-- EXERCISE --
Gather from the listing below each line that includes the word "type", and copy it.

**** MATERIAL FOR THE TASK

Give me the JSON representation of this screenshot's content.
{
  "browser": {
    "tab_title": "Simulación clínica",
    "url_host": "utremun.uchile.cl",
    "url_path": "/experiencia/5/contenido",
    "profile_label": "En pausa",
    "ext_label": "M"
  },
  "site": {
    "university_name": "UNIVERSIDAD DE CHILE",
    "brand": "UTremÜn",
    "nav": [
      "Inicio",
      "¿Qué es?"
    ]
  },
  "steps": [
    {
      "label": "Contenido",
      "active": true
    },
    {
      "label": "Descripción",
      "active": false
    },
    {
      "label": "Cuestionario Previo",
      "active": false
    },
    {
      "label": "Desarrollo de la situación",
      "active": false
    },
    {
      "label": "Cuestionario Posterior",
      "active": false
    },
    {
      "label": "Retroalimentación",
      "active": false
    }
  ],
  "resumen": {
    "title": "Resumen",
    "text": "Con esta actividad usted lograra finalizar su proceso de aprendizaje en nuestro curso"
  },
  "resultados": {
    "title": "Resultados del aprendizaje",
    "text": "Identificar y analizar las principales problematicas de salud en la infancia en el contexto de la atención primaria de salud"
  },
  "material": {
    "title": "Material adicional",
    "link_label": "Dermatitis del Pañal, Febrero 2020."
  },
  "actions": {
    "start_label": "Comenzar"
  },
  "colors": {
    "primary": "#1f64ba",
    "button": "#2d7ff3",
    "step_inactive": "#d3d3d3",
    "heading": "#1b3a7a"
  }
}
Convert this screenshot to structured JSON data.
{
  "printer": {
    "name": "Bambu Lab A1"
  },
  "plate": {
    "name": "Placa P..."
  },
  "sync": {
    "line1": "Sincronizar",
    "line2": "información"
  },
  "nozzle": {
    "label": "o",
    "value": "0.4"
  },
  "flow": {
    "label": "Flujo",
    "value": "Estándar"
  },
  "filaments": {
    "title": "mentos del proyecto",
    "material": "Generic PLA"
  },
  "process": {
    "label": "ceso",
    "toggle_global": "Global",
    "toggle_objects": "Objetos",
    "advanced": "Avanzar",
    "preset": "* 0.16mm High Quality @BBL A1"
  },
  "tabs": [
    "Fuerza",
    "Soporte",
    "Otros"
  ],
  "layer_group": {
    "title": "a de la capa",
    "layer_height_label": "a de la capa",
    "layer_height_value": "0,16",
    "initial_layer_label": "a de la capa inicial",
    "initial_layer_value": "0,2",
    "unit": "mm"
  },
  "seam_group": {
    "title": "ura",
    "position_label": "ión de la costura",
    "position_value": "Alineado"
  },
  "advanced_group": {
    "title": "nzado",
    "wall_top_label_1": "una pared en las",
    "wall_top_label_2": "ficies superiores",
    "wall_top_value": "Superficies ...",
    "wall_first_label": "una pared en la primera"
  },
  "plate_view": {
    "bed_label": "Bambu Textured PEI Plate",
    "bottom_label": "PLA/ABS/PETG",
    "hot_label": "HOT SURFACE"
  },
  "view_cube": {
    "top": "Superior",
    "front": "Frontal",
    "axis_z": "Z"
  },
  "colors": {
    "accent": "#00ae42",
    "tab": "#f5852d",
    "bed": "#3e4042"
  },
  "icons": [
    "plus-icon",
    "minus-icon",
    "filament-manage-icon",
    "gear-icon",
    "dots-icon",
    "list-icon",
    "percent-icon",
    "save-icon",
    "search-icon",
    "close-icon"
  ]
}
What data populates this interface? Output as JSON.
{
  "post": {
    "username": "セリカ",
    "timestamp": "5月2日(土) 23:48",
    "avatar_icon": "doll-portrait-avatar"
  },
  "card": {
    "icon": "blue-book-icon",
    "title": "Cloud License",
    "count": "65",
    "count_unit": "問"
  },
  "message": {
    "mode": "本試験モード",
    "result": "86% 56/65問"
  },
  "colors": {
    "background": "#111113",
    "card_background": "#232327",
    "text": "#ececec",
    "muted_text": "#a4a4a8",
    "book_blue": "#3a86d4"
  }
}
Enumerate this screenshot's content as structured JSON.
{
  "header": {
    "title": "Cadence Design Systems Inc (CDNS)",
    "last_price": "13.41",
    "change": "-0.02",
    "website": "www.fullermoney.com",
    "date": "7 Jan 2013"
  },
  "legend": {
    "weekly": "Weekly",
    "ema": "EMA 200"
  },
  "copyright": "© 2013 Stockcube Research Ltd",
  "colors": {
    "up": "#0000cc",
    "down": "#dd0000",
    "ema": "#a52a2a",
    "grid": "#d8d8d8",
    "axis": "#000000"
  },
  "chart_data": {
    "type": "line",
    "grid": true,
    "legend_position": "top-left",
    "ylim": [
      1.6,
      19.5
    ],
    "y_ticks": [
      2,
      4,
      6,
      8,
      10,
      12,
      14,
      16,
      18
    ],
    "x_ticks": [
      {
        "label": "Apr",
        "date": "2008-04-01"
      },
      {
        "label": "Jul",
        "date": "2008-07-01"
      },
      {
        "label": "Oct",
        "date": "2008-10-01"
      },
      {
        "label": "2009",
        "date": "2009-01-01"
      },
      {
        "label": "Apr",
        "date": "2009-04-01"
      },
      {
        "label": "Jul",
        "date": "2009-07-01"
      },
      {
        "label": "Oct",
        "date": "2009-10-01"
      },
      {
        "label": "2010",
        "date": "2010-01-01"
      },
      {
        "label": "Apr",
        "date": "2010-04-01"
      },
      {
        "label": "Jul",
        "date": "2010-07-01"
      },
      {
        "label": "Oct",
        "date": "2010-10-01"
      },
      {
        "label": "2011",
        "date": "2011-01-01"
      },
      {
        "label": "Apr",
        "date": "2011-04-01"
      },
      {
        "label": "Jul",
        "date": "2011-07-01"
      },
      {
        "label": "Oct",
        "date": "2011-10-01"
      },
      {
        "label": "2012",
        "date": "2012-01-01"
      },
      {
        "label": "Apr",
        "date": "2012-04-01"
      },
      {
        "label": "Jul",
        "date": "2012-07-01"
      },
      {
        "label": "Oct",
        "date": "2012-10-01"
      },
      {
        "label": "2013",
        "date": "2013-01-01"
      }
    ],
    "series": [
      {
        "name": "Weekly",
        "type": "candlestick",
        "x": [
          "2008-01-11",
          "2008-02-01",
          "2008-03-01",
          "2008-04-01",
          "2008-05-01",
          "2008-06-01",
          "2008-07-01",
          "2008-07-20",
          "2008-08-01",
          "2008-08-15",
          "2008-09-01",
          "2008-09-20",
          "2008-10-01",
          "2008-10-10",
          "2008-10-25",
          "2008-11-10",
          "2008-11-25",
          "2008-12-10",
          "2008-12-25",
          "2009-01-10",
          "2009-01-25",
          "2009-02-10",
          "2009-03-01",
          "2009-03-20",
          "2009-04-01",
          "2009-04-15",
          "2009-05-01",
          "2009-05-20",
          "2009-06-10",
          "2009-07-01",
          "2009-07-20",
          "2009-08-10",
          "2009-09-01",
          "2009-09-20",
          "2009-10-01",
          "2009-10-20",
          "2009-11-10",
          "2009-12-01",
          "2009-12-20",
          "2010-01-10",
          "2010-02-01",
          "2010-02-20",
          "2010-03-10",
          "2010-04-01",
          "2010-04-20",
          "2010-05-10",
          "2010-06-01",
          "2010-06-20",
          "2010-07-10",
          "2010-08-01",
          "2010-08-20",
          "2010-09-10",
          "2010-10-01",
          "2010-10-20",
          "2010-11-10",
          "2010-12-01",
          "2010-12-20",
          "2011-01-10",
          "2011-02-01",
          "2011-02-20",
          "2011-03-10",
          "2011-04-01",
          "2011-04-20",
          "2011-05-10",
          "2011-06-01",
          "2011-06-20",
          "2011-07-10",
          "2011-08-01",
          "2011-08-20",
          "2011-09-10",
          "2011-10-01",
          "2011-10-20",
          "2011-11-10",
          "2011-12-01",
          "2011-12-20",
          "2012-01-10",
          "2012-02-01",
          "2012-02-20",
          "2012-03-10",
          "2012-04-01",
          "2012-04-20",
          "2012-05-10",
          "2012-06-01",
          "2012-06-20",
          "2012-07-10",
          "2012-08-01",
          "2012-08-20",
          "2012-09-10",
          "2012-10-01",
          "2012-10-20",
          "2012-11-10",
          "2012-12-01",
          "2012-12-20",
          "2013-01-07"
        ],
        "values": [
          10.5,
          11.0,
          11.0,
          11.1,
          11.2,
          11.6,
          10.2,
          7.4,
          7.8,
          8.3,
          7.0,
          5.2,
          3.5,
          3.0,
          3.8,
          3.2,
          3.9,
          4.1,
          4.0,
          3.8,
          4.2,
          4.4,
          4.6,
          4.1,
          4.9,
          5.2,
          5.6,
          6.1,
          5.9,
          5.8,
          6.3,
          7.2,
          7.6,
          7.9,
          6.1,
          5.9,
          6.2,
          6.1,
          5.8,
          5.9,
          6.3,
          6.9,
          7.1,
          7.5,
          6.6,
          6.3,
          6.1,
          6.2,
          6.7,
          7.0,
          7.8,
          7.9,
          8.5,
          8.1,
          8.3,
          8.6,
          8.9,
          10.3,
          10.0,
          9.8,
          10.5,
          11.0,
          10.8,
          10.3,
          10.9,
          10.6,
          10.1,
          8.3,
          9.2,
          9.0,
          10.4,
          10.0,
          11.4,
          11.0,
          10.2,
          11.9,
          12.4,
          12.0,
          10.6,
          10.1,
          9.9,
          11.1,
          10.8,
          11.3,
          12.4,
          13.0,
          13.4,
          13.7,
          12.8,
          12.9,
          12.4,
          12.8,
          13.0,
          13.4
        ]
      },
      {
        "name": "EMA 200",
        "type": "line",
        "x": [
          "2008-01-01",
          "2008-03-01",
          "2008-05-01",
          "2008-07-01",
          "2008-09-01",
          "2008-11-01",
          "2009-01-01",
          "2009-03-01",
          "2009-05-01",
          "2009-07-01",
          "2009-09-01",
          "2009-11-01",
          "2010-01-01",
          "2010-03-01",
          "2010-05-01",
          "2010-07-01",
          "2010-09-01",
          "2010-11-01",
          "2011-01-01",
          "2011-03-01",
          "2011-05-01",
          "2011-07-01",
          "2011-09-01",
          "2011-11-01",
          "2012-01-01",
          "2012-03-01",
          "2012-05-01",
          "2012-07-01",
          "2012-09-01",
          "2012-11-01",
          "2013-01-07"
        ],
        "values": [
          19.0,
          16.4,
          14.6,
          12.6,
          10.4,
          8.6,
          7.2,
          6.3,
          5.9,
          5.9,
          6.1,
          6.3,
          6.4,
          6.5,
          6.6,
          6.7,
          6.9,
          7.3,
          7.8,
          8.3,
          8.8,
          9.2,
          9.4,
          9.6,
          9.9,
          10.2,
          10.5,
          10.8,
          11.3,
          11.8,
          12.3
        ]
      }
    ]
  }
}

********

-- EXERCISE SOLUTION --
    "type": "line",
        "type": "candlestick",
        "type": "line",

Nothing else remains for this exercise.